> **Goal**:
From the listing below, pull out every line where the string "Permissions" appears.

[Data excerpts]
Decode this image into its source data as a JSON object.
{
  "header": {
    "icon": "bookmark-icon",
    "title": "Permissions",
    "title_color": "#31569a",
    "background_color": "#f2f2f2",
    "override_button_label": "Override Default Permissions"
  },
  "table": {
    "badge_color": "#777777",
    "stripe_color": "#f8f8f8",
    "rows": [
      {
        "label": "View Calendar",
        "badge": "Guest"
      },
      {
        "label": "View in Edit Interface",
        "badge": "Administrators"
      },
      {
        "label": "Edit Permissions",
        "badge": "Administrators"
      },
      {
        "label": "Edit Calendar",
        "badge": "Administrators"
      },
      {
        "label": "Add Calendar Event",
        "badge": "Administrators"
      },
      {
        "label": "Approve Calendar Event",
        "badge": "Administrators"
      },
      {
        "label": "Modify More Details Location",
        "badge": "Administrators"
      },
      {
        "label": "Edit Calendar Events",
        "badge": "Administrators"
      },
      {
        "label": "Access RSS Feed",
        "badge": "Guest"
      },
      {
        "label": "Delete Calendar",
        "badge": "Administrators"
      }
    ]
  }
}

> **Completed task**:
    "title": "Permissions",
    "override_button_label": "Override Default Permissions"
        "label": "Edit Permissions",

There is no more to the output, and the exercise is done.